======== RECORD SET
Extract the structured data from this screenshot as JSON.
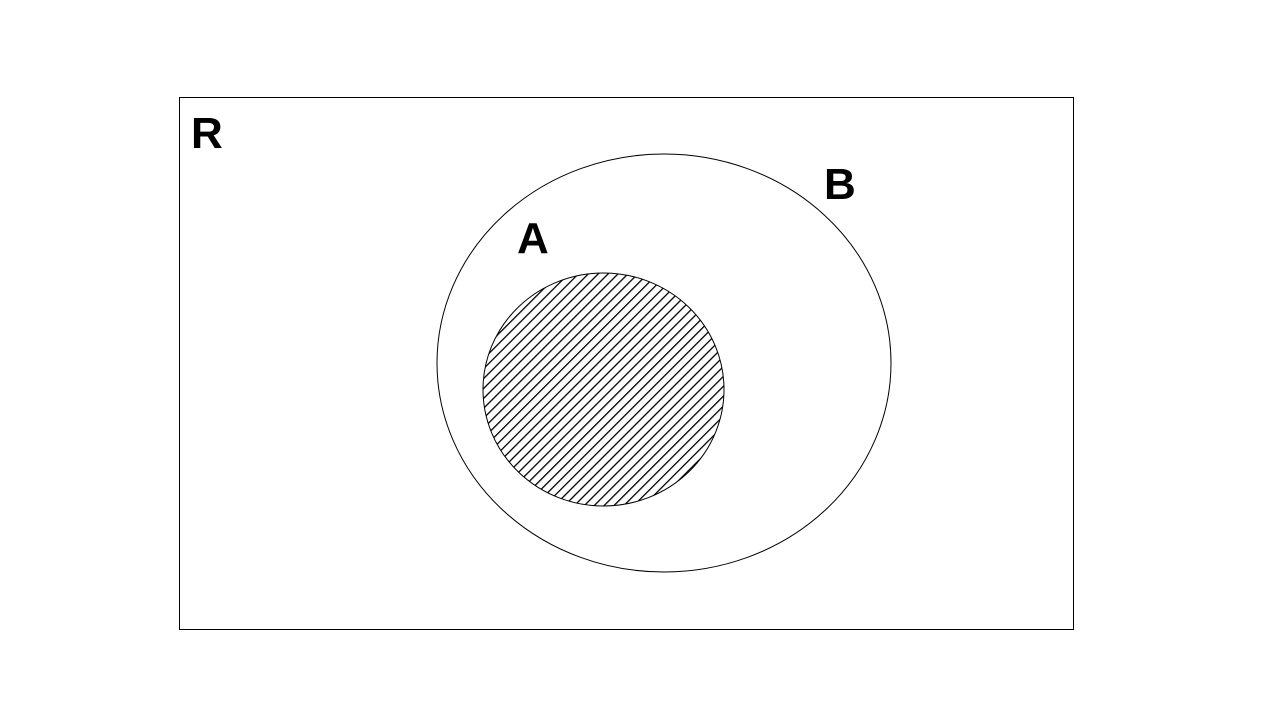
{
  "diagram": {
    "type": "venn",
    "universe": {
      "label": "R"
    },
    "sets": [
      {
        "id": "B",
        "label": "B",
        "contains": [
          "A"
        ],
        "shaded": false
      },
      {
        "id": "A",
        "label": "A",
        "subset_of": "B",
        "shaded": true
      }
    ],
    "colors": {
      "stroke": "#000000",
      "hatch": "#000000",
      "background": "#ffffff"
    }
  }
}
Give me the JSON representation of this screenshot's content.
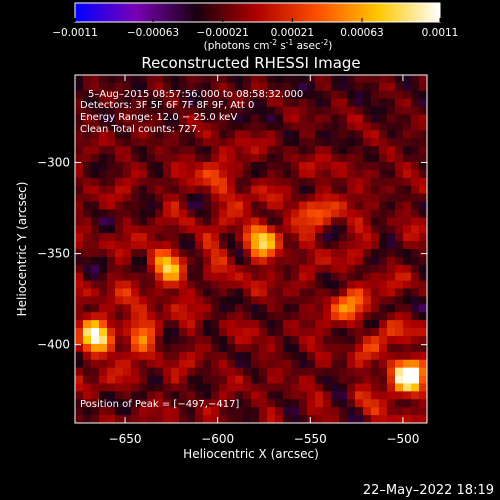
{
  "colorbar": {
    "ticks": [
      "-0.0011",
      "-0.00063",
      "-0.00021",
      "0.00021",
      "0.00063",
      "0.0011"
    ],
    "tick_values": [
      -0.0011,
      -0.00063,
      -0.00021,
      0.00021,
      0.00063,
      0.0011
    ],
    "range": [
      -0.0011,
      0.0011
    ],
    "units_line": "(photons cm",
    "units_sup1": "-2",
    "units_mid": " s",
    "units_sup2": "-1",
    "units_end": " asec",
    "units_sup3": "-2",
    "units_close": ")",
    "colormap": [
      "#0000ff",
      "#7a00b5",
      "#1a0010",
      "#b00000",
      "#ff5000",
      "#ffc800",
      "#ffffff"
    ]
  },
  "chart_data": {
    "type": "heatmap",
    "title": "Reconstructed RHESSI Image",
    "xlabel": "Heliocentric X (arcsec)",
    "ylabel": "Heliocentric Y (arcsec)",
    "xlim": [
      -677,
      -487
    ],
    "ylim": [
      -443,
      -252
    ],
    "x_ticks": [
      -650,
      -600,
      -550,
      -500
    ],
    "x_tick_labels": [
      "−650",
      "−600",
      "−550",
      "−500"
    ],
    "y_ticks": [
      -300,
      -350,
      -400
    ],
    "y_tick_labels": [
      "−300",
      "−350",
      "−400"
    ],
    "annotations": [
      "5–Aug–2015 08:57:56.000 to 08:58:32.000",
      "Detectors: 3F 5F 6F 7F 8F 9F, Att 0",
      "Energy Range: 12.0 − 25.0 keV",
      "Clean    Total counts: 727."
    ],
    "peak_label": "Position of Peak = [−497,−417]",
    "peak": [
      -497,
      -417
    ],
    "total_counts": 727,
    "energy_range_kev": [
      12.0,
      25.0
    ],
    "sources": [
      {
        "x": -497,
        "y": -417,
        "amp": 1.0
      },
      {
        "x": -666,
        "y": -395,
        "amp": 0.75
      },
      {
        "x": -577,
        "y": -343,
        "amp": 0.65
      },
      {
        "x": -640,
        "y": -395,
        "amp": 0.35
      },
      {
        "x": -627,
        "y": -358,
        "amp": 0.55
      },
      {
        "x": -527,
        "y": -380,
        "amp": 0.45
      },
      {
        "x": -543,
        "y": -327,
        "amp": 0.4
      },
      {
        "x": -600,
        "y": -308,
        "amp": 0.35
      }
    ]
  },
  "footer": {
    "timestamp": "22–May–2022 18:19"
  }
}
================
======== RECORD SET
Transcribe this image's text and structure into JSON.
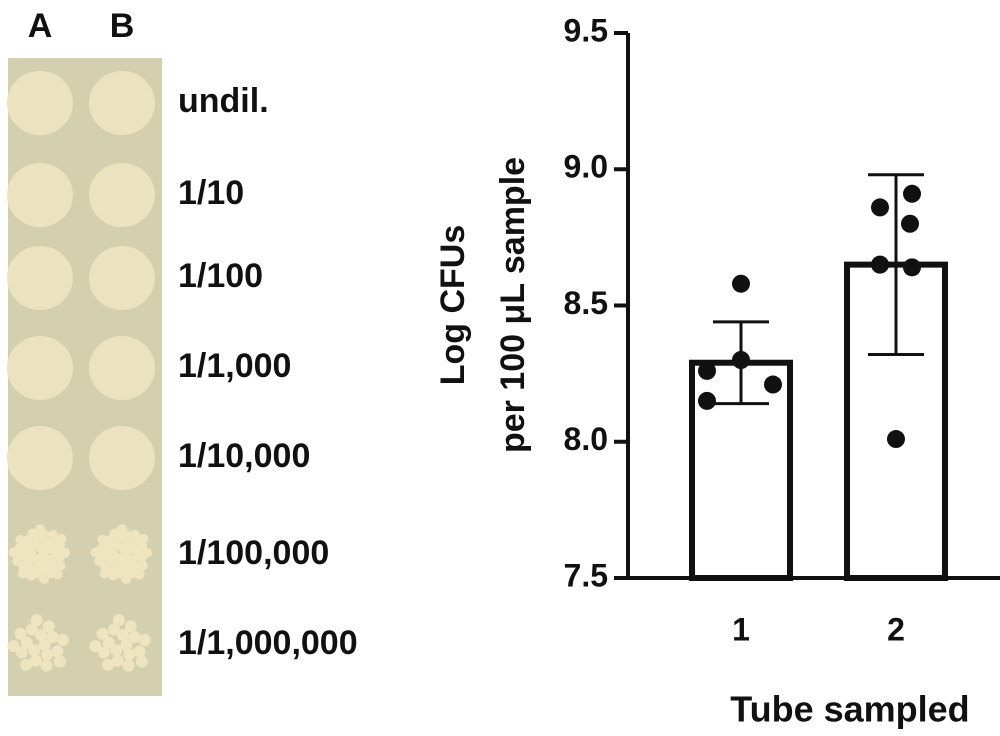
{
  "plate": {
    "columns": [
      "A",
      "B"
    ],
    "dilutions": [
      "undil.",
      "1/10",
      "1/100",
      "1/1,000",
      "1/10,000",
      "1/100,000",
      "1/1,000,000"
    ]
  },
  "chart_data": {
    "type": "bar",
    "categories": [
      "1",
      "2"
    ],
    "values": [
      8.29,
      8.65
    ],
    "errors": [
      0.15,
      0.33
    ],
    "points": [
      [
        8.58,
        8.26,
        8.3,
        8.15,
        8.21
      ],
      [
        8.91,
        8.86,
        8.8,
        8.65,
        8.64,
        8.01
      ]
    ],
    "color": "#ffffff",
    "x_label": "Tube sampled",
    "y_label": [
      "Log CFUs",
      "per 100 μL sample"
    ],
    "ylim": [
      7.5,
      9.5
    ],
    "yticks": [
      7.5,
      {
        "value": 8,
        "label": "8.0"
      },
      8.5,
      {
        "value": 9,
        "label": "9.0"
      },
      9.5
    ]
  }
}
================
======== RECORD SET
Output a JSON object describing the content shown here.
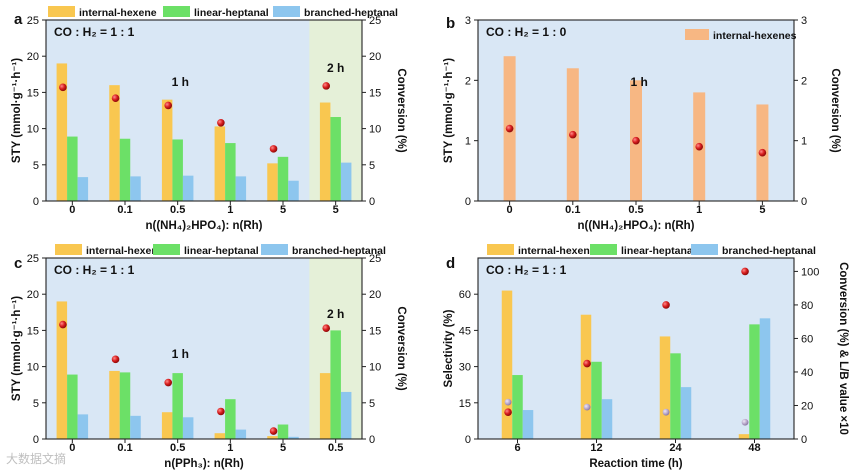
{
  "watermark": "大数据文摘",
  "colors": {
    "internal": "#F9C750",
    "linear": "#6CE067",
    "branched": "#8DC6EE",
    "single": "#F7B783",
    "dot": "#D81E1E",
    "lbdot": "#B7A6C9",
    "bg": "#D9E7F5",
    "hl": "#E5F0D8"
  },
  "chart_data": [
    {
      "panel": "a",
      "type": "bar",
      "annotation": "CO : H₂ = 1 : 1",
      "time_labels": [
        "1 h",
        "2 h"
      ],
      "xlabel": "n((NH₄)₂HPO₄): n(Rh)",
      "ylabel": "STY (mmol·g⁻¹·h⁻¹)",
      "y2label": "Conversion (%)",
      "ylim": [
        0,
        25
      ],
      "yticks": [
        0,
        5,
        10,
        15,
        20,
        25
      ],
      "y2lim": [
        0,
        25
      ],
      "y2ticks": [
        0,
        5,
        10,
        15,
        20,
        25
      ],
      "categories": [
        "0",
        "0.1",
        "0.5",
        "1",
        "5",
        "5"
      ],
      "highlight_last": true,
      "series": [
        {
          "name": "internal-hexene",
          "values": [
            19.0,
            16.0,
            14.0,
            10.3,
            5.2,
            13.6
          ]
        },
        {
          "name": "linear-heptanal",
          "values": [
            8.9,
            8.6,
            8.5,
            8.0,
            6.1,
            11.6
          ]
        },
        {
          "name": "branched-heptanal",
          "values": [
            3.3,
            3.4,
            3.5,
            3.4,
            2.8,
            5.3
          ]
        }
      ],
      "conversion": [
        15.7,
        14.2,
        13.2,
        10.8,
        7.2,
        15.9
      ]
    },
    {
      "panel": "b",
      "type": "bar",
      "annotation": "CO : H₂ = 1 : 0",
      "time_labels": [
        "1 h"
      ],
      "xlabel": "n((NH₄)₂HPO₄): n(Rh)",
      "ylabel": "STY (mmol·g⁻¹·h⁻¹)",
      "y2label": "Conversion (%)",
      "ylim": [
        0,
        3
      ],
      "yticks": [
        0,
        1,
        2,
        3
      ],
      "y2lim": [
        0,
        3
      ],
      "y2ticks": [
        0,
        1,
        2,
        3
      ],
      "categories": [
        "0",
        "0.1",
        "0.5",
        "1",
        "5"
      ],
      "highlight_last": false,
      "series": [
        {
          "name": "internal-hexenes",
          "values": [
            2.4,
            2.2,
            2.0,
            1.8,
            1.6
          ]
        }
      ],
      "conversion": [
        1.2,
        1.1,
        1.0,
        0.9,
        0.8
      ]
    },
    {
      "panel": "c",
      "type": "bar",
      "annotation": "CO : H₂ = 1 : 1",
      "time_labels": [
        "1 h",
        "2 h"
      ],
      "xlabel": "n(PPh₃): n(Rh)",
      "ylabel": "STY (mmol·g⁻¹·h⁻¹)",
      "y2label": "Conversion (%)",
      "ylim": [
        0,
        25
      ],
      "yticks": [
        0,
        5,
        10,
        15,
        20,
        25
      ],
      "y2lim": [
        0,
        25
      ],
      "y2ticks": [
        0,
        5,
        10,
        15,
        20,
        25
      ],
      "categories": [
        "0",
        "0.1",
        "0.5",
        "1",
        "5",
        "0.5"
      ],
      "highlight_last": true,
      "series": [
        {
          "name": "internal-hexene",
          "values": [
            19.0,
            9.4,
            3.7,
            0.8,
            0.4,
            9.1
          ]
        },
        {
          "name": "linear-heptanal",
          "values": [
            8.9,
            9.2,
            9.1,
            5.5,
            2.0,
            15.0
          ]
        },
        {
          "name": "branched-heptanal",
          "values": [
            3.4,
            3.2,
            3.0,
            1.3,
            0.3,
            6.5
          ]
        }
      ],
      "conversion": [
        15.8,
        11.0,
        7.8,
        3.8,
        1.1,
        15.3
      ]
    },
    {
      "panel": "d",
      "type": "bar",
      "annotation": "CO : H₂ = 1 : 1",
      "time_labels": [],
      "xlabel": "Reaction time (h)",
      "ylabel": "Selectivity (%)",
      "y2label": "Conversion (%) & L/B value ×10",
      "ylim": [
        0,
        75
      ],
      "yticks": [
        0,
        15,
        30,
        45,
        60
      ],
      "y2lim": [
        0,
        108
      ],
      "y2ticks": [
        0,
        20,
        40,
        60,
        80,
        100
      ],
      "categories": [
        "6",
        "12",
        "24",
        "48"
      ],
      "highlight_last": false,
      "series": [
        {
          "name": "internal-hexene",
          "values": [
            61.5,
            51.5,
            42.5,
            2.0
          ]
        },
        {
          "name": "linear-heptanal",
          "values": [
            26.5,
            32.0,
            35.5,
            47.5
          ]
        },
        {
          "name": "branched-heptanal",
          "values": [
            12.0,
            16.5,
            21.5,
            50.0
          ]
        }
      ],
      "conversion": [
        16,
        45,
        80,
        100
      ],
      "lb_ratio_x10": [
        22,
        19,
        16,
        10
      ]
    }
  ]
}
================
Keep only those lines of the records that hold "content", and return them.

(THE COMPLETED TASK):
Give me the JSON representation of this screenshot's content.
Output a JSON object describing the content shown here.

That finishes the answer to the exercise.